Return the material exactly as supplied, apart from the pictures, which are omitted.
═══
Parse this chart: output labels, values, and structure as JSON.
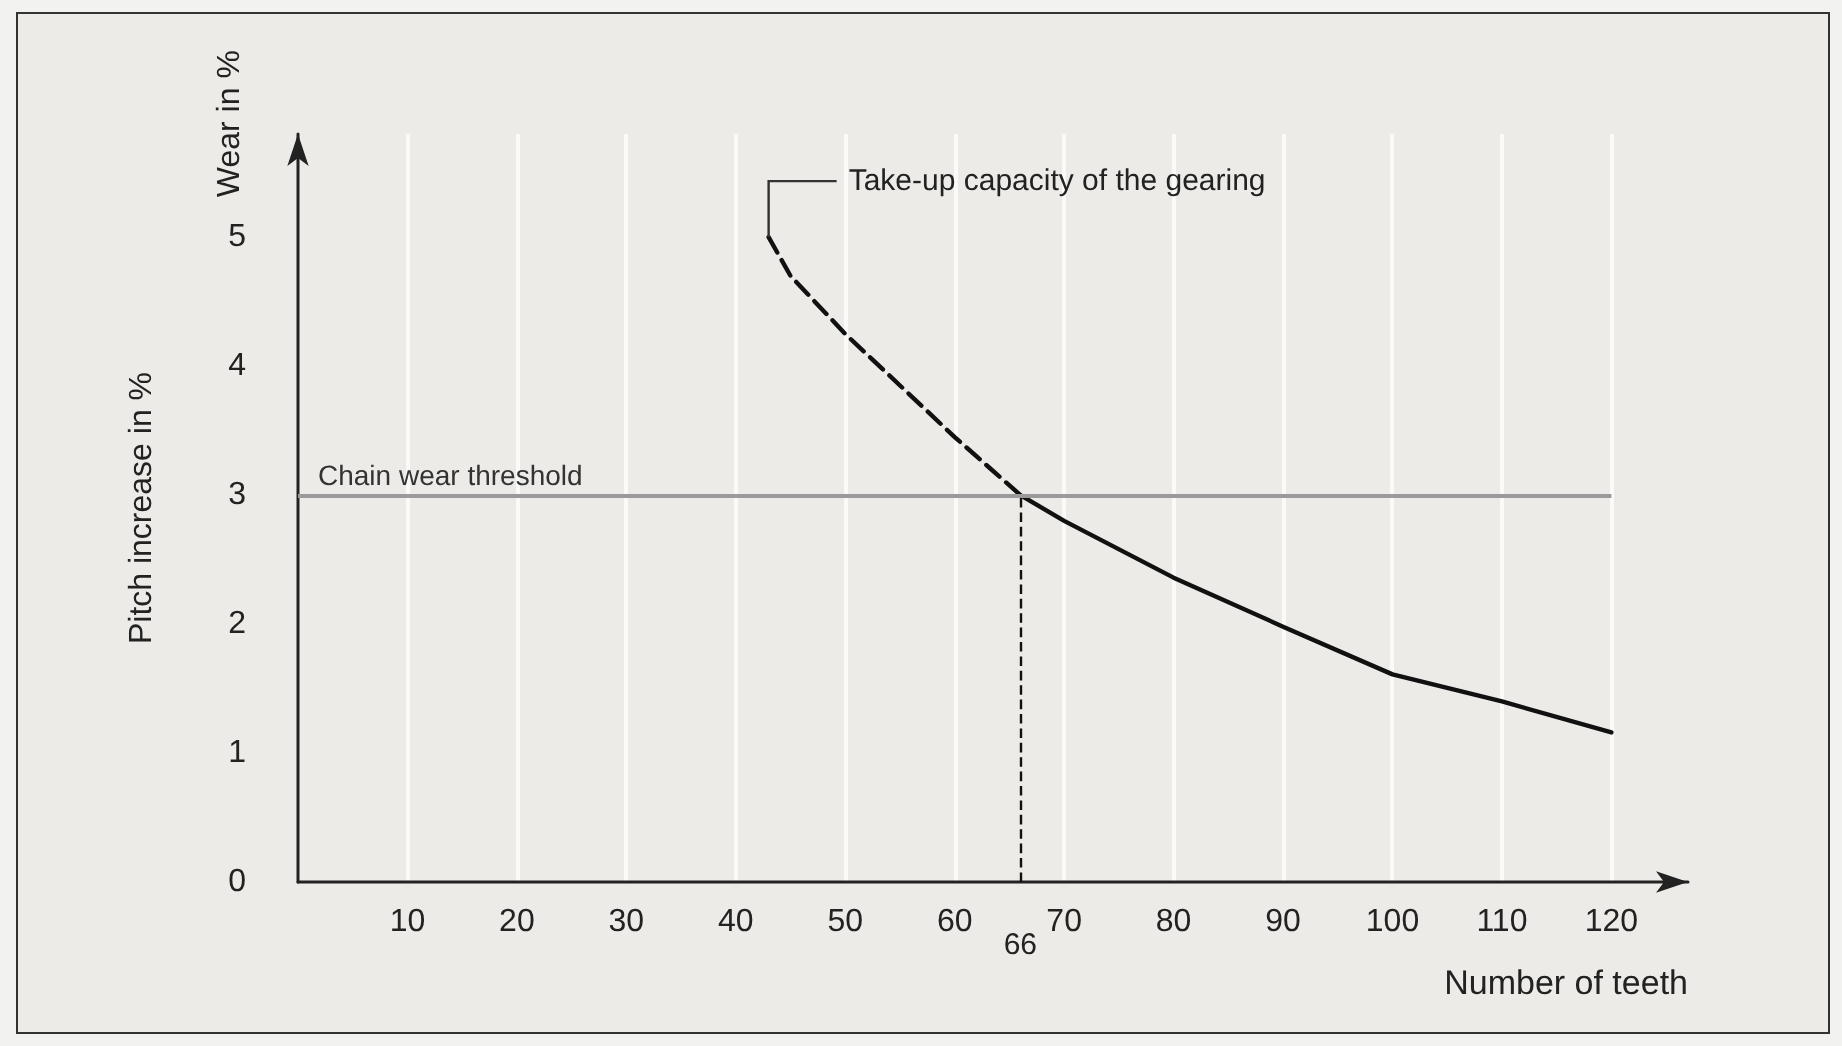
{
  "chart_data": {
    "type": "line",
    "xlabel": "Number of teeth",
    "ylabel": "Pitch increase in %",
    "xlim": [
      0,
      127
    ],
    "ylim": [
      0,
      5.8
    ],
    "xticks": [
      10,
      20,
      30,
      40,
      50,
      60,
      70,
      80,
      90,
      100,
      110,
      120
    ],
    "yticks": [
      0,
      1,
      2,
      3,
      4,
      5
    ],
    "grid": "x",
    "marker": "none",
    "series": [
      {
        "color": "#111111",
        "line_style": "dashed",
        "x": [
          43,
          45,
          50,
          55,
          60,
          66
        ],
        "values": [
          5,
          4.7,
          4.25,
          3.85,
          3.45,
          3
        ]
      },
      {
        "color": "#111111",
        "line_style": "solid",
        "x": [
          66,
          70,
          80,
          90,
          100,
          110,
          120
        ],
        "values": [
          3,
          2.8,
          2.36,
          1.98,
          1.61,
          1.4,
          1.16
        ]
      }
    ],
    "ref_lines": [
      {
        "axis": "y",
        "value": 3,
        "label": "Chain wear threshold",
        "color": "#9a9a9a"
      },
      {
        "axis": "x",
        "value": 66,
        "label": "66",
        "color": "#111111",
        "line_style": "dashed"
      }
    ],
    "annotations": [
      "Wear in %",
      {
        "text": "Take-up capacity of the gearing",
        "x": 43,
        "y": 5
      }
    ]
  }
}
═══
**Finished answer**
Parse this chart: output labels, values, and structure as JSON.
{
  "chart_data": {
    "type": "line",
    "xlabel": "Number of teeth",
    "ylabel": "Pitch increase in %",
    "xlim": [
      0,
      127
    ],
    "ylim": [
      0,
      5.8
    ],
    "xticks": [
      10,
      20,
      30,
      40,
      50,
      60,
      70,
      80,
      90,
      100,
      110,
      120
    ],
    "yticks": [
      0,
      1,
      2,
      3,
      4,
      5
    ],
    "grid": "x",
    "marker": "none",
    "series": [
      {
        "color": "#111111",
        "line_style": "dashed",
        "x": [
          43,
          45,
          50,
          55,
          60,
          66
        ],
        "values": [
          5,
          4.7,
          4.25,
          3.85,
          3.45,
          3
        ]
      },
      {
        "color": "#111111",
        "line_style": "solid",
        "x": [
          66,
          70,
          80,
          90,
          100,
          110,
          120
        ],
        "values": [
          3,
          2.8,
          2.36,
          1.98,
          1.61,
          1.4,
          1.16
        ]
      }
    ],
    "ref_lines": [
      {
        "axis": "y",
        "value": 3,
        "label": "Chain wear threshold",
        "color": "#9a9a9a"
      },
      {
        "axis": "x",
        "value": 66,
        "label": "66",
        "color": "#111111",
        "line_style": "dashed"
      }
    ],
    "annotations": [
      "Wear in %",
      {
        "text": "Take-up capacity of the gearing",
        "x": 43,
        "y": 5
      }
    ]
  }
}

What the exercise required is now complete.